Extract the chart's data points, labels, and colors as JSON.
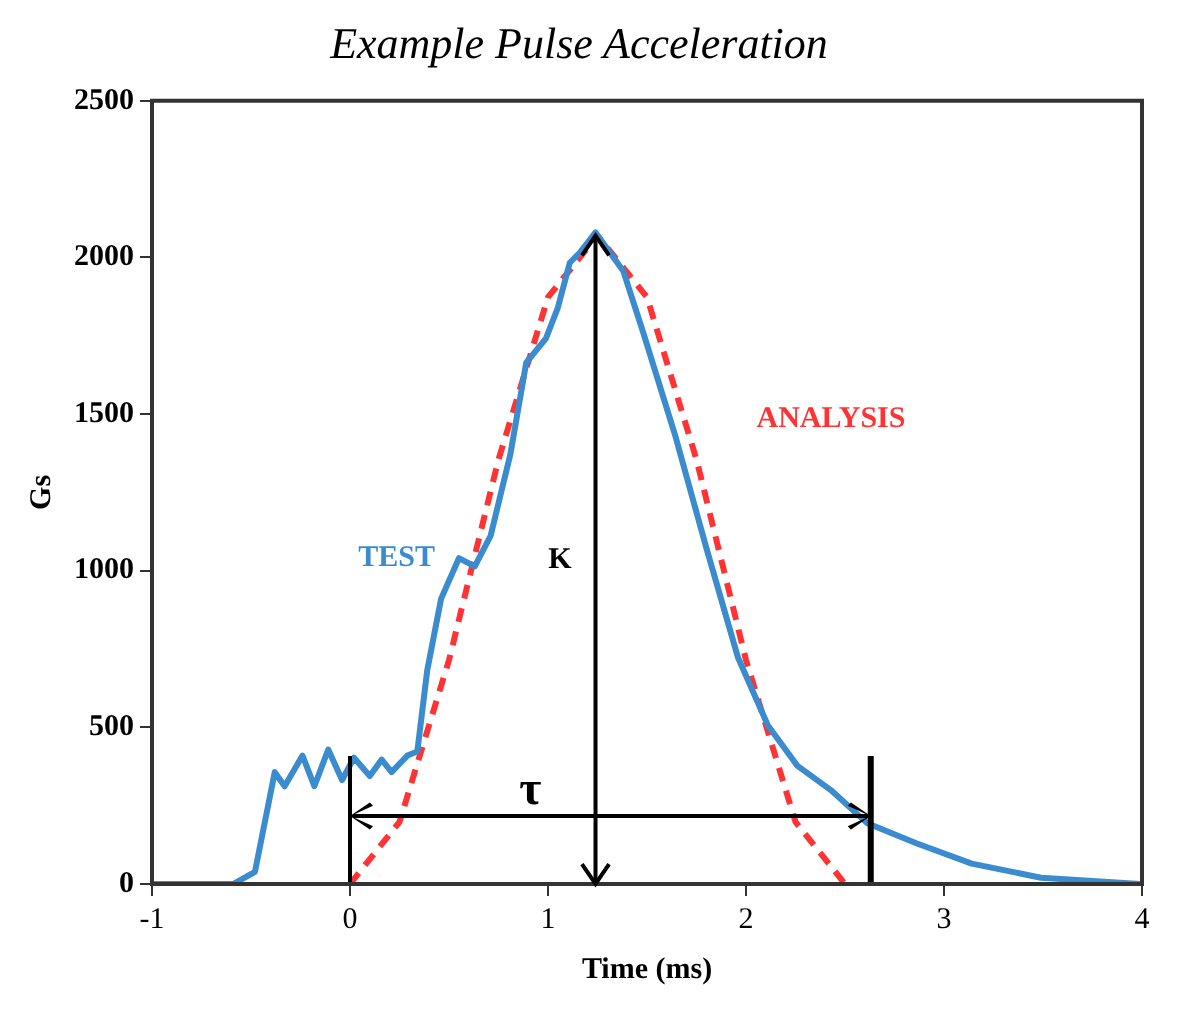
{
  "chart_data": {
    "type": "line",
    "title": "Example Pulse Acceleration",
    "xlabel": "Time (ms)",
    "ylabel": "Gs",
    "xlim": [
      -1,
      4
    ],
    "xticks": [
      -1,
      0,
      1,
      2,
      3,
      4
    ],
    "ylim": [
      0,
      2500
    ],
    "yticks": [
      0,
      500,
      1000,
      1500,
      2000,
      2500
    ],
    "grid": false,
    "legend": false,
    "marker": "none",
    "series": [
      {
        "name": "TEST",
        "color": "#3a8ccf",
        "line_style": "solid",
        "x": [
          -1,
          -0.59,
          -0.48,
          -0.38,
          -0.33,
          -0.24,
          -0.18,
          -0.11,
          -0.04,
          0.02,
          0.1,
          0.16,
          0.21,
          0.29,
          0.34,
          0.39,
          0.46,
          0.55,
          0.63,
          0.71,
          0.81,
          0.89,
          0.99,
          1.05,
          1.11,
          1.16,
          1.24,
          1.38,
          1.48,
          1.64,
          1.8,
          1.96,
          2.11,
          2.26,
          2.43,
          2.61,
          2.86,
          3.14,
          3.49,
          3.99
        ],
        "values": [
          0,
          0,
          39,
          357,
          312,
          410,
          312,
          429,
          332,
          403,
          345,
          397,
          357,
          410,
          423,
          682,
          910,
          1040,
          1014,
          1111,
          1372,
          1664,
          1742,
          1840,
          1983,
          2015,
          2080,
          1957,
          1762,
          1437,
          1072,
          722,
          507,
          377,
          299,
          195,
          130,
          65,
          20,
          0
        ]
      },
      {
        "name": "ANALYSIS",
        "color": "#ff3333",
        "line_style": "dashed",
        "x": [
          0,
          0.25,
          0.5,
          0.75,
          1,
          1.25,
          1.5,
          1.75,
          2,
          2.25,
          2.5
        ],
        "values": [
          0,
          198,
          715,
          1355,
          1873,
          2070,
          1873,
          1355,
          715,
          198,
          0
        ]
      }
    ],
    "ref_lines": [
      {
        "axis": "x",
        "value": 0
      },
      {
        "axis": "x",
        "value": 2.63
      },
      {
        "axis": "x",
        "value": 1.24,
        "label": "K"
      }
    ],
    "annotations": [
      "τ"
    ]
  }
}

--

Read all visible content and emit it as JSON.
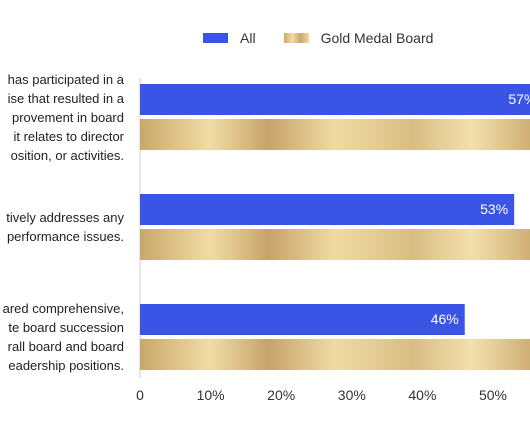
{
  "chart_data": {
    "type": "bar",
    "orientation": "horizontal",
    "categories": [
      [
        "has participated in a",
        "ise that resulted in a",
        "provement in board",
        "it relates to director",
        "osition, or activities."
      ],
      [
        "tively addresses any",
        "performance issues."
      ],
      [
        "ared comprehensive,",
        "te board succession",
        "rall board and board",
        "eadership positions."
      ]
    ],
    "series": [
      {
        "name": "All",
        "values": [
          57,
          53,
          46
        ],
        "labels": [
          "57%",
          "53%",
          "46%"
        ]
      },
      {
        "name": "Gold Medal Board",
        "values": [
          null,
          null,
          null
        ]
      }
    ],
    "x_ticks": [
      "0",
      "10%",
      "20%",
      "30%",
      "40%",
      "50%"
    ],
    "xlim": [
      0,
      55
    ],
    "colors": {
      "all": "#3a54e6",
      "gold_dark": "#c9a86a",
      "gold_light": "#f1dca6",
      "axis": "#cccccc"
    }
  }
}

--

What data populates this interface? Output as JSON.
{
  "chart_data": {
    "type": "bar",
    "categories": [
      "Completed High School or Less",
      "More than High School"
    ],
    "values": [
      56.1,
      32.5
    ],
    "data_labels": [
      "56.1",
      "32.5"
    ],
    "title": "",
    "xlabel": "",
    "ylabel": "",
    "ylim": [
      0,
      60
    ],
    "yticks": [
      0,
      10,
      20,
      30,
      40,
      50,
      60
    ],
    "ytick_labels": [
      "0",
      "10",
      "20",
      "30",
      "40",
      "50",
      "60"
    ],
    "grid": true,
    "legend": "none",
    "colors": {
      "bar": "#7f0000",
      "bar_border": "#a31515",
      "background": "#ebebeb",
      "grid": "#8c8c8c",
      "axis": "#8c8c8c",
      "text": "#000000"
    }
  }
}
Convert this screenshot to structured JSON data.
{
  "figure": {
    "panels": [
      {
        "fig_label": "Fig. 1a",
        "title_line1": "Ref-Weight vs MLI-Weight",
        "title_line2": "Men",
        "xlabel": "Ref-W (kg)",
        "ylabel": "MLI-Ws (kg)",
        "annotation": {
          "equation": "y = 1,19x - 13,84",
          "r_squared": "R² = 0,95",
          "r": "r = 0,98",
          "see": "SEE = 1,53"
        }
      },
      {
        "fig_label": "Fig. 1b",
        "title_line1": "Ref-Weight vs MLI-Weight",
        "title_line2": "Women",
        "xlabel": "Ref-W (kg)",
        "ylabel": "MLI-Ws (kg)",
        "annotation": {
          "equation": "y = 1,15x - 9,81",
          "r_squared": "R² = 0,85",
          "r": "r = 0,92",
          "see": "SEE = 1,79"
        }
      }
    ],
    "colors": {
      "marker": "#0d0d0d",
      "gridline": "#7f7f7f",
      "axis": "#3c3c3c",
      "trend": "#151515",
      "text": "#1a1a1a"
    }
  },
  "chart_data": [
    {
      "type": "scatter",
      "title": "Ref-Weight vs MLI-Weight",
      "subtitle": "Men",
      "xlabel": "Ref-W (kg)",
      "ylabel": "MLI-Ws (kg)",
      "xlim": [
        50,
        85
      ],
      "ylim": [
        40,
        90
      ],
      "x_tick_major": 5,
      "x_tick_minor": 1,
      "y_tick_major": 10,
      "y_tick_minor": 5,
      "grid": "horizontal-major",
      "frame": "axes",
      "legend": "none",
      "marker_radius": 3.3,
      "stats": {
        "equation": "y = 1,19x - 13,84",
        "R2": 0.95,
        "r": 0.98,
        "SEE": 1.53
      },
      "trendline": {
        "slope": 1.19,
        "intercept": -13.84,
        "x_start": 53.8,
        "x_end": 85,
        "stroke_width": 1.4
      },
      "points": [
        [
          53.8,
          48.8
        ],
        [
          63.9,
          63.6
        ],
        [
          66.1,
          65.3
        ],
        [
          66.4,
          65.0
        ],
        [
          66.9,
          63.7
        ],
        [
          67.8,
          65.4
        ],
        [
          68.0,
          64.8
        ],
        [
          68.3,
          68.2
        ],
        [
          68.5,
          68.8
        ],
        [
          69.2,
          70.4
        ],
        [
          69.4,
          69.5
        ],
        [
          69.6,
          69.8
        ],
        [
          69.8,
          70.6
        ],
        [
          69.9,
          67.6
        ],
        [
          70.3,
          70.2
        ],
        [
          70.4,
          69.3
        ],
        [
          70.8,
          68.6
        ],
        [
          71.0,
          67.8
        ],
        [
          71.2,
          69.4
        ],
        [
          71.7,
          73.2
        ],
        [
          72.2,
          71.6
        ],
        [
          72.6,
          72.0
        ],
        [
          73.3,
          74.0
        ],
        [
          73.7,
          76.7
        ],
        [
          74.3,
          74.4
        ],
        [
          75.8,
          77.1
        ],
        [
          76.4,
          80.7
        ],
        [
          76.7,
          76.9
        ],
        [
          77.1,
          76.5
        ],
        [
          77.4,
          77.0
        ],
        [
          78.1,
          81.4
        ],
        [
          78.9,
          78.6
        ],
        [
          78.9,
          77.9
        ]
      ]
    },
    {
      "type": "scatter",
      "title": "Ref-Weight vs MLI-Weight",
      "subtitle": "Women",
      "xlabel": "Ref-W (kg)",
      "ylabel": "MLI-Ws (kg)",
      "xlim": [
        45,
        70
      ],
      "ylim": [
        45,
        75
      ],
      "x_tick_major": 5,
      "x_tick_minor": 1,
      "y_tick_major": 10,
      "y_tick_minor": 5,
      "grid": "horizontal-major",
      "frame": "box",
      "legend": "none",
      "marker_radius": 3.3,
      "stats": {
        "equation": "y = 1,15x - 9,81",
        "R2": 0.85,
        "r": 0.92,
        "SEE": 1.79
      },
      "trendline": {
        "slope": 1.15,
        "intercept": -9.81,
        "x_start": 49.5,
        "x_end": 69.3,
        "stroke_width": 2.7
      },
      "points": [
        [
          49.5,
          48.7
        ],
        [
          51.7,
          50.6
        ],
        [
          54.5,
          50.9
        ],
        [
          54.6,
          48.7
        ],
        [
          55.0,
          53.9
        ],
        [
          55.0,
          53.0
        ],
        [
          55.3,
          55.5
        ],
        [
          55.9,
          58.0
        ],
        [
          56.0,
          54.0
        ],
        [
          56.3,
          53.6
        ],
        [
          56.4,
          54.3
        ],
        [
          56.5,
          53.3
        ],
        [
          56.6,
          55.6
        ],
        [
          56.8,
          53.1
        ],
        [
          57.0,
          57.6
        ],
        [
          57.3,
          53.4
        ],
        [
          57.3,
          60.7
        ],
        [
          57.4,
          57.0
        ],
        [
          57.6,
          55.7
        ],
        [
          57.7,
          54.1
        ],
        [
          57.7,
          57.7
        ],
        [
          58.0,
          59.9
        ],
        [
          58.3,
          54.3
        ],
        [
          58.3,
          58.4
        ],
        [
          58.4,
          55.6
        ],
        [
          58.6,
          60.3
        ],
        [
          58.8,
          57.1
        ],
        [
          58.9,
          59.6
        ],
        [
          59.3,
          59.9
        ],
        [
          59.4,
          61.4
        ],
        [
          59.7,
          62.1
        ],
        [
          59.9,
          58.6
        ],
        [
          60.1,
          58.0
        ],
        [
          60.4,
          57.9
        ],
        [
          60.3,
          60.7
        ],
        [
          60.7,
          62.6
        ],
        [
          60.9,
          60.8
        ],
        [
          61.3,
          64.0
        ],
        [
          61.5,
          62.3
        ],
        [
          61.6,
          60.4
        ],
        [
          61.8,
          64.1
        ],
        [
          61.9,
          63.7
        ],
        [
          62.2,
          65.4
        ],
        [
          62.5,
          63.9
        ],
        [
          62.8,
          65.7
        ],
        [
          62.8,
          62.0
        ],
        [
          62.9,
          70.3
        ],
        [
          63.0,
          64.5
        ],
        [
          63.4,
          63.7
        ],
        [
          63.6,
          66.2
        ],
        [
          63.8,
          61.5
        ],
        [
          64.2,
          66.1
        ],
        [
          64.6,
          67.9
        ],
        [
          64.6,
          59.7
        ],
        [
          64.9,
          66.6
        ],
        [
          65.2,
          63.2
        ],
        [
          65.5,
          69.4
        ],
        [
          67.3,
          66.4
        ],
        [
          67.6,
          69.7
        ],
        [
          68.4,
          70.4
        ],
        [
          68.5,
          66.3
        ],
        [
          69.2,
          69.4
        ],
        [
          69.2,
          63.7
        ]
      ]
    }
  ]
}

Task brief -
Show every line from the entries above in which "legend" appears.

Solution -
    "legend": false,
    "legend": "none",
      "legend": "none",
      "legend": "none",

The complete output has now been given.